**Stored rows:**
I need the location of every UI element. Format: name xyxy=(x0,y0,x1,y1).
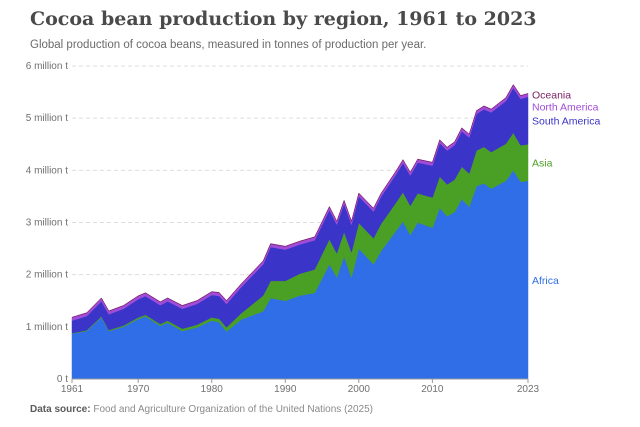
region-label-africa: Africa xyxy=(532,275,559,287)
chart-subtitle: Global production of cocoa beans, measur… xyxy=(30,39,427,51)
y-tick-label: 0 t xyxy=(57,374,68,385)
axis-layer: 0 t 1 million t 2 million t 3 million t 4 mi… xyxy=(26,61,540,395)
y-tick-label: 3 million t xyxy=(26,218,68,229)
region-label-asia: Asia xyxy=(532,158,553,170)
area-oceania xyxy=(71,84,529,318)
data-source-text: Food and Agriculture Organization of the… xyxy=(93,404,373,415)
y-tick-label: 4 million t xyxy=(26,165,68,176)
chart-title: Cocoa bean production by region, 1961 to… xyxy=(30,8,537,30)
x-tick-label: 1970 xyxy=(127,384,150,395)
x-tick-label: 1980 xyxy=(201,384,224,395)
x-tick-label: 2000 xyxy=(348,384,371,395)
area-layer xyxy=(71,84,529,380)
y-tick-label: 2 million t xyxy=(26,270,68,281)
region-label-north-america: North America xyxy=(532,101,599,113)
x-tick-label: 1961 xyxy=(61,384,84,395)
region-label-south-america: South America xyxy=(532,116,600,128)
data-source-label: Data source: xyxy=(30,404,91,415)
data-source: Data source: Food and Agriculture Organi… xyxy=(30,404,373,415)
y-tick-label: 1 million t xyxy=(26,322,68,333)
y-tick-label: 5 million t xyxy=(26,113,68,124)
x-tick-label: 1990 xyxy=(274,384,297,395)
y-tick-label: 6 million t xyxy=(26,61,68,72)
x-tick-label: 2010 xyxy=(421,384,444,395)
x-tick-label: 2023 xyxy=(517,384,540,395)
region-label-oceania: Oceania xyxy=(532,89,571,101)
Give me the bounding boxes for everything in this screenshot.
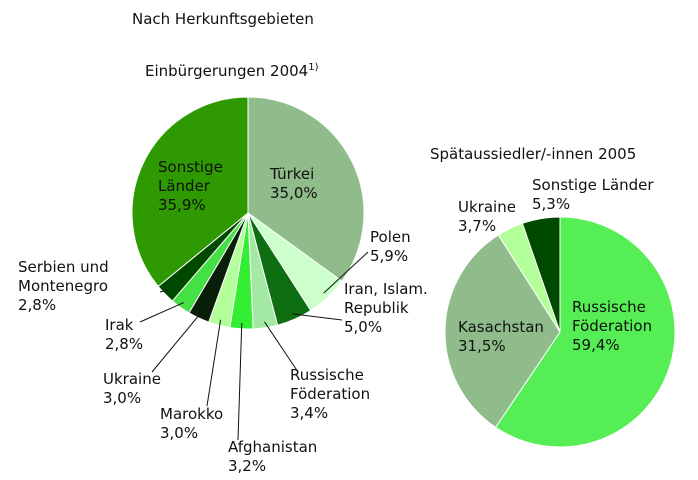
slice-label: Russische Föderation 59,4%	[572, 298, 672, 355]
slice-label: Sonstige Länder 35,9%	[158, 158, 238, 215]
category-label: Sonstige Länder	[532, 176, 654, 194]
category-label: Kasachstan	[458, 318, 544, 336]
pie-slice	[494, 216, 676, 448]
title-note: 1)	[308, 62, 319, 73]
slice-label: Sonstige Länder 5,3%	[532, 176, 682, 214]
category-label: Serbien und Montenegro	[18, 258, 109, 295]
leader-line	[237, 323, 243, 441]
category-label: Irak	[105, 316, 134, 334]
category-label: Türkei	[270, 165, 315, 183]
leader-line	[323, 251, 369, 294]
slice-label: Afghanistan 3,2%	[228, 438, 338, 476]
slice-label: Ukraine 3,7%	[458, 198, 538, 236]
chart-title: Einbürgerungen 20041)	[145, 62, 318, 80]
pie-slice	[521, 216, 561, 333]
chart-title: Spätaussiedler/-innen 2005	[430, 145, 637, 163]
slice-label: Iran, Islam. Republik 5,0%	[344, 280, 444, 337]
value-label: 59,4%	[572, 336, 620, 354]
slice-label: Türkei 35,0%	[270, 165, 350, 203]
category-label: Russische Föderation	[572, 298, 653, 335]
category-label: Iran, Islam. Republik	[344, 280, 428, 317]
value-label: 3,2%	[228, 457, 267, 475]
slice-label: Irak 2,8%	[105, 316, 165, 354]
leader-line	[139, 302, 184, 323]
category-label: Marokko	[160, 405, 224, 423]
pie-slice	[247, 96, 365, 282]
value-label: 35,9%	[158, 196, 206, 214]
category-label: Ukraine	[103, 370, 161, 388]
leader-line	[206, 319, 222, 407]
value-label: 3,0%	[103, 389, 142, 407]
category-label: Sonstige Länder	[158, 158, 223, 195]
pie-slice	[131, 96, 249, 288]
value-label: 5,3%	[532, 195, 571, 213]
category-label: Afghanistan	[228, 438, 318, 456]
slice-label: Kasachstan 31,5%	[458, 318, 558, 356]
value-label: 5,0%	[344, 318, 383, 336]
value-label: 2,8%	[18, 296, 57, 314]
value-label: 5,9%	[370, 247, 409, 265]
leader-line	[264, 321, 299, 373]
slice-label: Polen 5,9%	[370, 228, 430, 266]
value-label: 3,0%	[160, 424, 199, 442]
slice-label: Serbien und Montenegro 2,8%	[18, 258, 138, 315]
value-label: 2,8%	[105, 335, 144, 353]
category-label: Polen	[370, 228, 411, 246]
leader-line	[151, 312, 202, 373]
pie-slice	[444, 234, 561, 428]
slice-label: Russische Föderation 3,4%	[290, 366, 390, 423]
category-label: Russische Föderation	[290, 366, 371, 403]
title-text: Einbürgerungen 2004	[145, 62, 309, 80]
category-label: Ukraine	[458, 198, 516, 216]
value-label: 31,5%	[458, 337, 506, 355]
value-label: 35,0%	[270, 184, 318, 202]
heading: Nach Herkunftsgebieten	[132, 10, 314, 28]
slice-label: Marokko 3,0%	[160, 405, 240, 443]
leader-line	[292, 313, 343, 321]
value-label: 3,4%	[290, 404, 329, 422]
leader-line	[159, 289, 170, 293]
value-label: 3,7%	[458, 217, 497, 235]
slice-label: Ukraine 3,0%	[103, 370, 183, 408]
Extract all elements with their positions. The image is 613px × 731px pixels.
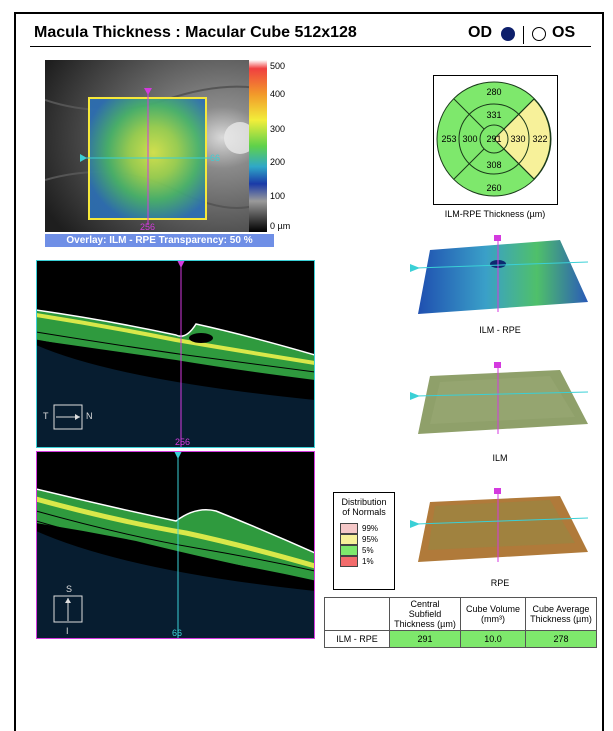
summary-row-label: ILM - RPE [324, 630, 390, 648]
etdrs-outer-top: 280 [486, 87, 501, 97]
bscan-h-slice: 256 [175, 437, 191, 447]
summary-header-cst: Central Subfield Thickness (µm) [389, 597, 461, 631]
surface-ilm-label: ILM [492, 453, 508, 463]
bscan-h-orientation-left: T [43, 411, 49, 421]
report-frame [14, 12, 604, 731]
surface-rpe-label: RPE [490, 578, 510, 588]
etdrs-box [433, 75, 558, 205]
etdrs-inner-right: 330 [510, 134, 525, 144]
legend-swatch [340, 556, 358, 567]
report-title: Macula Thickness : Macular Cube 512x128 [34, 24, 357, 41]
etdrs-center: 291 [486, 134, 501, 144]
legend-level-4: 1% [340, 556, 378, 567]
bscan-horizontal[interactable] [36, 260, 315, 448]
bscan-v-orientation-top: S [66, 584, 73, 594]
legend-level-label: 99% [362, 524, 379, 533]
legend-swatch [340, 523, 358, 534]
etdrs-outer-left: 253 [441, 134, 456, 144]
summary-header-blank [324, 597, 390, 631]
bscan-h-orientation-right: N [86, 411, 93, 421]
scale-label-0: 0 µm [270, 221, 291, 231]
etdrs-inner-bottom: 308 [486, 160, 501, 170]
bscan-v-slice: 66 [172, 628, 183, 638]
etdrs-outer-right: 322 [532, 134, 547, 144]
eye-separator [523, 26, 524, 44]
od-selected-dot[interactable] [501, 27, 515, 41]
surface-ilm-rpe-label: ILM - RPE [479, 325, 521, 335]
summary-value-avg: 278 [525, 630, 597, 648]
os-label[interactable]: OS [552, 24, 576, 41]
legend-level-3: 5% [340, 545, 378, 556]
legend-title-1: Distribution [341, 497, 387, 507]
etdrs-caption: ILM-RPE Thickness (µm) [444, 209, 546, 219]
bscan-horizontal-frame [36, 260, 315, 448]
legend-title-2: of Normals [342, 507, 386, 517]
scale-label-500: 500 [270, 61, 286, 71]
summary-value-volume: 10.0 [460, 630, 526, 648]
etdrs-inner-left: 300 [462, 134, 477, 144]
legend-swatch [340, 534, 358, 545]
legend-level-1: 99% [340, 523, 378, 534]
surface-ilm[interactable] [410, 362, 590, 442]
fundus-marker-66: 66 [210, 153, 221, 163]
summary-header-volume: Cube Volume (mm³) [460, 597, 526, 631]
os-radio[interactable] [532, 27, 546, 41]
surface-ilm-rpe[interactable] [410, 232, 590, 320]
fundus-thickness-map[interactable] [45, 60, 267, 232]
legend-level-label: 1% [362, 557, 374, 566]
scale-label-300: 300 [270, 124, 286, 134]
etdrs-grid[interactable]: 280 331 253 300 291 330 322 308 260 [434, 76, 555, 202]
surface-rpe[interactable] [410, 488, 590, 570]
normals-legend: Distribution of Normals 99% 95% 5% 1% [333, 492, 395, 590]
etdrs-outer-bottom: 260 [486, 183, 501, 193]
summary-header-avg: Cube Average Thickness (µm) [525, 597, 597, 631]
fundus-marker-256: 256 [140, 222, 156, 232]
legend-level-label: 5% [362, 546, 374, 555]
summary-table: Central Subfield Thickness (µm) Cube Vol… [324, 597, 597, 648]
od-label[interactable]: OD [468, 24, 492, 41]
title-rule [30, 46, 591, 47]
legend-swatch [340, 545, 358, 556]
legend-swatches: 99% 95% 5% 1% [340, 523, 378, 567]
scale-label-200: 200 [270, 157, 286, 167]
legend-level-label: 95% [362, 535, 379, 544]
overlay-caption: Overlay: ILM - RPE Transparency: 50 % [45, 234, 274, 247]
etdrs-inner-top: 331 [486, 110, 501, 120]
bscan-vertical[interactable] [36, 451, 315, 639]
scale-label-400: 400 [270, 89, 286, 99]
bscan-vertical-frame [36, 451, 315, 639]
bscan-v-orientation-bottom: I [66, 626, 69, 636]
summary-value-cst: 291 [389, 630, 461, 648]
legend-level-2: 95% [340, 534, 378, 545]
scale-label-100: 100 [270, 191, 286, 201]
thickness-color-scale [249, 60, 267, 232]
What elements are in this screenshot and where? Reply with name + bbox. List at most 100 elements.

**Stated problem:**
Can you format the entries from the line containing "298, 672, 355]" through the line containing "366, 390, 423]", inclusive, as a Markdown table with the columns Row and Entry line, numbering each row and leaving out blank lines?

**Written response:**
| Row | Entry line |
|---|---|
| 1 | slice-label: Russische Föderation 59,4%	[572, 298, 672, 355] |
| 2 | slice-label: Sonstige Länder 35,9%	[158, 158, 238, 215] |
| 3 | category-label: Sonstige Länder	[532, 176, 654, 194] |
| 4 | category-label: Kasachstan	[458, 318, 544, 336] |
| 5 | pie-slice	[494, 216, 676, 448] |
| 6 | title-note: 1)	[308, 62, 319, 73] |
| 7 | slice-label: Sonstige Länder 5,3%	[532, 176, 682, 214] |
| 8 | category-label: Serbien und Montenegro	[18, 258, 109, 295] |
| 9 | leader-line	[237, 323, 243, 441] |
| 10 | category-label: Irak	[105, 316, 134, 334] |
| 11 | category-label: Türkei	[270, 165, 315, 183] |
| 12 | leader-line	[323, 251, 369, 294] |
| 13 | slice-label: Afghanistan 3,2%	[228, 438, 338, 476] |
| 14 | slice-label: Ukraine 3,7%	[458, 198, 538, 236] |
| 15 | chart-title: Einbürgerungen 20041)	[145, 62, 318, 80] |
| 16 | pie-slice	[521, 216, 561, 333] |
| 17 | chart-title: Spätaussiedler/-innen 2005	[430, 145, 637, 163] |
| 18 | slice-label: Iran, Islam. Republik 5,0%	[344, 280, 444, 337] |
| 19 | value-label: 59,4%	[572, 336, 620, 354] |
| 20 | slice-label: Türkei 35,0%	[270, 165, 350, 203] |
| 21 | category-label: Russische Föderation	[572, 298, 653, 335] |
| 22 | category-label: Iran, Islam. Republik	[344, 280, 428, 317] |
| 23 | value-label: 3,2%	[228, 457, 267, 475] |
| 24 | slice-label: Irak 2,8%	[105, 316, 165, 354] |
| 25 | leader-line	[139, 302, 184, 323] |
| 26 | category-label: Marokko	[160, 405, 224, 423] |
| 27 | pie-slice	[247, 96, 365, 282] |
| 28 | value-label: 35,9%	[158, 196, 206, 214] |
| 29 | category-label: Ukraine	[103, 370, 161, 388] |
| 30 | leader-line	[206, 319, 222, 407] |
| 31 | value-label: 3,0%	[103, 389, 142, 407] |
| 32 | category-label: Sonstige Länder	[158, 158, 223, 195] |
| 33 | pie-slice	[131, 96, 249, 288] |
| 34 | value-label: 5,3%	[532, 195, 571, 213] |
| 35 | category-label: Afghanistan	[228, 438, 318, 456] |
| 36 | slice-label: Kasachstan 31,5%	[458, 318, 558, 356] |
| 37 | value-label: 5,0%	[344, 318, 383, 336] |
| 38 | value-label: 2,8%	[18, 296, 57, 314] |
| 39 | value-label: 5,9%	[370, 247, 409, 265] |
| 40 | leader-line	[264, 321, 299, 373] |
| 41 | slice-label: Polen 5,9%	[370, 228, 430, 266] |
| 42 | value-label: 3,0%	[160, 424, 199, 442] |
| 43 | slice-label: Serbien und Montenegro 2,8%	[18, 258, 138, 315] |
| 44 | value-label: 2,8%	[105, 335, 144, 353] |
| 45 | category-label: Polen	[370, 228, 411, 246] |
| 46 | leader-line	[151, 312, 202, 373] |
| 47 | pie-slice	[444, 234, 561, 428] |
| 48 | slice-label: Russische Föderation 3,4%	[290, 366, 390, 423] |